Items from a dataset

┌──

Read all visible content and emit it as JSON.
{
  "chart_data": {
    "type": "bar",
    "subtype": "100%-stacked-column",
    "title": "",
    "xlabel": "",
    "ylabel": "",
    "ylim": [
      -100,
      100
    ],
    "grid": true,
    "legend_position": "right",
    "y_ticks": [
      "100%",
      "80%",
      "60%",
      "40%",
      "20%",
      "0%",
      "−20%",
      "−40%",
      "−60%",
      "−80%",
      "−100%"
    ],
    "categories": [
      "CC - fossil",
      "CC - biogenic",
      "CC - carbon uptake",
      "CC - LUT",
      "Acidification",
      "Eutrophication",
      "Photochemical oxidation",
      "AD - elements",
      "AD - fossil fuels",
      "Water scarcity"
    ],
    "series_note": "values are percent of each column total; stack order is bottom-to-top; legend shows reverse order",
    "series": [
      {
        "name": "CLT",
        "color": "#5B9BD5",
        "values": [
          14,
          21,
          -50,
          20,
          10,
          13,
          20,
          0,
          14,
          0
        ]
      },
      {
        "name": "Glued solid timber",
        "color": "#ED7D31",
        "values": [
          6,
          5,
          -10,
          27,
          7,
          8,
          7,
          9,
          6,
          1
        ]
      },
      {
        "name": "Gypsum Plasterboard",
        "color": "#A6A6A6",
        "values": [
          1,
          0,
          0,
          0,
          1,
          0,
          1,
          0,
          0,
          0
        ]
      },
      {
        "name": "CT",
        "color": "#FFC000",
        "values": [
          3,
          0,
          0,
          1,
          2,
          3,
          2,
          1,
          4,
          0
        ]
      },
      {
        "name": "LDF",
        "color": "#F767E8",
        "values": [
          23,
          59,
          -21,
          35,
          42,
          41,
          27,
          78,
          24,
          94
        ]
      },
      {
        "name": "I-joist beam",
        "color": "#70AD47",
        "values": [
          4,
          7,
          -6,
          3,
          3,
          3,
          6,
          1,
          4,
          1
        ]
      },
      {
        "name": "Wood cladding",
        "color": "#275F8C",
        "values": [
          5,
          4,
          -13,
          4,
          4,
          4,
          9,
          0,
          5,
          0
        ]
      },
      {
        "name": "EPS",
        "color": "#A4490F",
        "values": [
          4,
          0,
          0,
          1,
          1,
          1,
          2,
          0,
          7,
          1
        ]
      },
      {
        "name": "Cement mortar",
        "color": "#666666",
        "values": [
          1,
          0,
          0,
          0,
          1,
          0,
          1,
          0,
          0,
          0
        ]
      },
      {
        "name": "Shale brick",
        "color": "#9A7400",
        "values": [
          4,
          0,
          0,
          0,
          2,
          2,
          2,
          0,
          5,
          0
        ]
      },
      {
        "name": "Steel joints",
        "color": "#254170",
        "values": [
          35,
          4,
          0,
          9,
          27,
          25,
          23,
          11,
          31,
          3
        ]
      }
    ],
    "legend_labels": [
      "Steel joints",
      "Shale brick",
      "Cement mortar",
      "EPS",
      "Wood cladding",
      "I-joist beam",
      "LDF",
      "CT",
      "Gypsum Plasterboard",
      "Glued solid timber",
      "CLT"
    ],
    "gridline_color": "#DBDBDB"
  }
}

└──

# WORK REQUIRED:
Restate every line of the data word for word.

# ANSWER FOR THIS EXERCISE:
Read all visible content and emit it as JSON.
{
  "chart_data": {
    "type": "bar",
    "subtype": "100%-stacked-column",
    "title": "",
    "xlabel": "",
    "ylabel": "",
    "ylim": [
      -100,
      100
    ],
    "grid": true,
    "legend_position": "right",
    "y_ticks": [
      "100%",
      "80%",
      "60%",
      "40%",
      "20%",
      "0%",
      "−20%",
      "−40%",
      "−60%",
      "−80%",
      "−100%"
    ],
    "categories": [
      "CC - fossil",
      "CC - biogenic",
      "CC - carbon uptake",
      "CC - LUT",
      "Acidification",
      "Eutrophication",
      "Photochemical oxidation",
      "AD - elements",
      "AD - fossil fuels",
      "Water scarcity"
    ],
    "series_note": "values are percent of each column total; stack order is bottom-to-top; legend shows reverse order",
    "series": [
      {
        "name": "CLT",
        "color": "#5B9BD5",
        "values": [
          14,
          21,
          -50,
          20,
          10,
          13,
          20,
          0,
          14,
          0
        ]
      },
      {
        "name": "Glued solid timber",
        "color": "#ED7D31",
        "values": [
          6,
          5,
          -10,
          27,
          7,
          8,
          7,
          9,
          6,
          1
        ]
      },
      {
        "name": "Gypsum Plasterboard",
        "color": "#A6A6A6",
        "values": [
          1,
          0,
          0,
          0,
          1,
          0,
          1,
          0,
          0,
          0
        ]
      },
      {
        "name": "CT",
        "color": "#FFC000",
        "values": [
          3,
          0,
          0,
          1,
          2,
          3,
          2,
          1,
          4,
          0
        ]
      },
      {
        "name": "LDF",
        "color": "#F767E8",
        "values": [
          23,
          59,
          -21,
          35,
          42,
          41,
          27,
          78,
          24,
          94
        ]
      },
      {
        "name": "I-joist beam",
        "color": "#70AD47",
        "values": [
          4,
          7,
          -6,
          3,
          3,
          3,
          6,
          1,
          4,
          1
        ]
      },
      {
        "name": "Wood cladding",
        "color": "#275F8C",
        "values": [
          5,
          4,
          -13,
          4,
          4,
          4,
          9,
          0,
          5,
          0
        ]
      },
      {
        "name": "EPS",
        "color": "#A4490F",
        "values": [
          4,
          0,
          0,
          1,
          1,
          1,
          2,
          0,
          7,
          1
        ]
      },
      {
        "name": "Cement mortar",
        "color": "#666666",
        "values": [
          1,
          0,
          0,
          0,
          1,
          0,
          1,
          0,
          0,
          0
        ]
      },
      {
        "name": "Shale brick",
        "color": "#9A7400",
        "values": [
          4,
          0,
          0,
          0,
          2,
          2,
          2,
          0,
          5,
          0
        ]
      },
      {
        "name": "Steel joints",
        "color": "#254170",
        "values": [
          35,
          4,
          0,
          9,
          27,
          25,
          23,
          11,
          31,
          3
        ]
      }
    ],
    "legend_labels": [
      "Steel joints",
      "Shale brick",
      "Cement mortar",
      "EPS",
      "Wood cladding",
      "I-joist beam",
      "LDF",
      "CT",
      "Gypsum Plasterboard",
      "Glued solid timber",
      "CLT"
    ],
    "gridline_color": "#DBDBDB"
  }
}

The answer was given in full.